What to do: Every record below should be printed exactly as given.
-- begin --
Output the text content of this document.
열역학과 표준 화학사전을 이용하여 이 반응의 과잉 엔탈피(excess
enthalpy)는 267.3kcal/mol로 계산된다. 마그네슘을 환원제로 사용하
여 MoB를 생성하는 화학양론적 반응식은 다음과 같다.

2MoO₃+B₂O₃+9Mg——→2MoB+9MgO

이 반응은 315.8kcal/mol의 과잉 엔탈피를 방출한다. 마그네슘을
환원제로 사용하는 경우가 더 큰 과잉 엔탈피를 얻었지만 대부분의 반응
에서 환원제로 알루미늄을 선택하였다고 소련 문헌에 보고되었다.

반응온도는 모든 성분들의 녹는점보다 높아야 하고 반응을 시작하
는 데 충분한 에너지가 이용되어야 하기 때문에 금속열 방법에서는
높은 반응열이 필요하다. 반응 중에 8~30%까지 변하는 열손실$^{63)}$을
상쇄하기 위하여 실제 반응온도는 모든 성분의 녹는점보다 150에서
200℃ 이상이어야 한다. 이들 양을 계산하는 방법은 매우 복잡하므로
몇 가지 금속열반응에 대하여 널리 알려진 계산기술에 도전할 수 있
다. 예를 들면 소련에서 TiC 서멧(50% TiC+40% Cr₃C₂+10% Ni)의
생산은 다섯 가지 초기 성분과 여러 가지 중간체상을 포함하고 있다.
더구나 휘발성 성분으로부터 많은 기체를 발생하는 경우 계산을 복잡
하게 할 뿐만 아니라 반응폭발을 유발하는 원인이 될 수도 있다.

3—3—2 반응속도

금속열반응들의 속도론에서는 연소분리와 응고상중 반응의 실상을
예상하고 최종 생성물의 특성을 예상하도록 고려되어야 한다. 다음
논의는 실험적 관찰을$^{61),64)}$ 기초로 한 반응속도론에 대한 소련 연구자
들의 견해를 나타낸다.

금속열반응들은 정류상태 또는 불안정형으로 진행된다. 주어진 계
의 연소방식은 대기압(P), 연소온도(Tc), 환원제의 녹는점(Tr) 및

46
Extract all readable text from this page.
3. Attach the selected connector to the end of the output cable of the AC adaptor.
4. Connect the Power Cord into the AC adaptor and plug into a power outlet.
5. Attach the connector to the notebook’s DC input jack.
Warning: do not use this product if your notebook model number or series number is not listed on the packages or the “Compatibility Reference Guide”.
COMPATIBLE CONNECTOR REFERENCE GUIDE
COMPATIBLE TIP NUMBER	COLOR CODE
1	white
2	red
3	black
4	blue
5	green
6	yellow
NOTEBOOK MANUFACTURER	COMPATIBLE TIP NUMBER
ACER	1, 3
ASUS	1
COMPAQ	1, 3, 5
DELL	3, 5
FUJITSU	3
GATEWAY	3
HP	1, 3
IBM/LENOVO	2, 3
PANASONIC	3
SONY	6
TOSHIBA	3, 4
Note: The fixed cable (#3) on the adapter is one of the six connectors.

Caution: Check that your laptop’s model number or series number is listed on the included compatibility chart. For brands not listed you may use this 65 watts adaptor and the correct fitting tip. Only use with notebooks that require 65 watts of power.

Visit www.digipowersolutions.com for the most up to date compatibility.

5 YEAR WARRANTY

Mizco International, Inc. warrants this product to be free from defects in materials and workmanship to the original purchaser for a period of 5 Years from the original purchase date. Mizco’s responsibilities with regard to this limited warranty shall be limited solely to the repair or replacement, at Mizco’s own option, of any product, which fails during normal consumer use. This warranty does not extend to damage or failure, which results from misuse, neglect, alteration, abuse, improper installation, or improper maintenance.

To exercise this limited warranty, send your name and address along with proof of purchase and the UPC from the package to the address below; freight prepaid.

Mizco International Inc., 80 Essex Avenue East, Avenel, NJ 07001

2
-- end --
The completed task:
Output the text content of this document.
열역학과 표준 화학사전을 이용하여 이 반응의 과잉 엔탈피(excess
enthalpy)는 267.3kcal/mol로 계산된다. 마그네슘을 환원제로 사용하
여 MoB를 생성하는 화학양론적 반응식은 다음과 같다.

2MoO₃+B₂O₃+9Mg——→2MoB+9MgO

이 반응은 315.8kcal/mol의 과잉 엔탈피를 방출한다. 마그네슘을
환원제로 사용하는 경우가 더 큰 과잉 엔탈피를 얻었지만 대부분의 반응
에서 환원제로 알루미늄을 선택하였다고 소련 문헌에 보고되었다.

반응온도는 모든 성분들의 녹는점보다 높아야 하고 반응을 시작하
는 데 충분한 에너지가 이용되어야 하기 때문에 금속열 방법에서는
높은 반응열이 필요하다. 반응 중에 8~30%까지 변하는 열손실$^{63)}$을
상쇄하기 위하여 실제 반응온도는 모든 성분의 녹는점보다 150에서
200℃ 이상이어야 한다. 이들 양을 계산하는 방법은 매우 복잡하므로
몇 가지 금속열반응에 대하여 널리 알려진 계산기술에 도전할 수 있
다. 예를 들면 소련에서 TiC 서멧(50% TiC+40% Cr₃C₂+10% Ni)의
생산은 다섯 가지 초기 성분과 여러 가지 중간체상을 포함하고 있다.
더구나 휘발성 성분으로부터 많은 기체를 발생하는 경우 계산을 복잡
하게 할 뿐만 아니라 반응폭발을 유발하는 원인이 될 수도 있다.

3—3—2 반응속도

금속열반응들의 속도론에서는 연소분리와 응고상중 반응의 실상을
예상하고 최종 생성물의 특성을 예상하도록 고려되어야 한다. 다음
논의는 실험적 관찰을$^{61),64)}$ 기초로 한 반응속도론에 대한 소련 연구자
들의 견해를 나타낸다.

금속열반응들은 정류상태 또는 불안정형으로 진행된다. 주어진 계
의 연소방식은 대기압(P), 연소온도(Tc), 환원제의 녹는점(Tr) 및

46
Extract all readable text from this page.
3. Attach the selected connector to the end of the output cable of the AC adaptor.
4. Connect the Power Cord into the AC adaptor and plug into a power outlet.
5. Attach the connector to the notebook’s DC input jack.
Warning: do not use this product if your notebook model number or series number is not listed on the packages or the “Compatibility Reference Guide”.
COMPATIBLE CONNECTOR REFERENCE GUIDE
COMPATIBLE TIP NUMBER	COLOR CODE
1	white
2	red
3	black
4	blue
5	green
6	yellow
NOTEBOOK MANUFACTURER	COMPATIBLE TIP NUMBER
ACER	1, 3
ASUS	1
COMPAQ	1, 3, 5
DELL	3, 5
FUJITSU	3
GATEWAY	3
HP	1, 3
IBM/LENOVO	2, 3
PANASONIC	3
SONY	6
TOSHIBA	3, 4
Note: The fixed cable (#3) on the adapter is one of the six connectors.

Caution: Check that your laptop’s model number or series number is listed on the included compatibility chart. For brands not listed you may use this 65 watts adaptor and the correct fitting tip. Only use with notebooks that require 65 watts of power.

Visit www.digipowersolutions.com for the most up to date compatibility.

5 YEAR WARRANTY

Mizco International, Inc. warrants this product to be free from defects in materials and workmanship to the original purchaser for a period of 5 Years from the original purchase date. Mizco’s responsibilities with regard to this limited warranty shall be limited solely to the repair or replacement, at Mizco’s own option, of any product, which fails during normal consumer use. This warranty does not extend to damage or failure, which results from misuse, neglect, alteration, abuse, improper installation, or improper maintenance.

To exercise this limited warranty, send your name and address along with proof of purchase and the UPC from the package to the address below; freight prepaid.

Mizco International Inc., 80 Essex Avenue East, Avenel, NJ 07001

2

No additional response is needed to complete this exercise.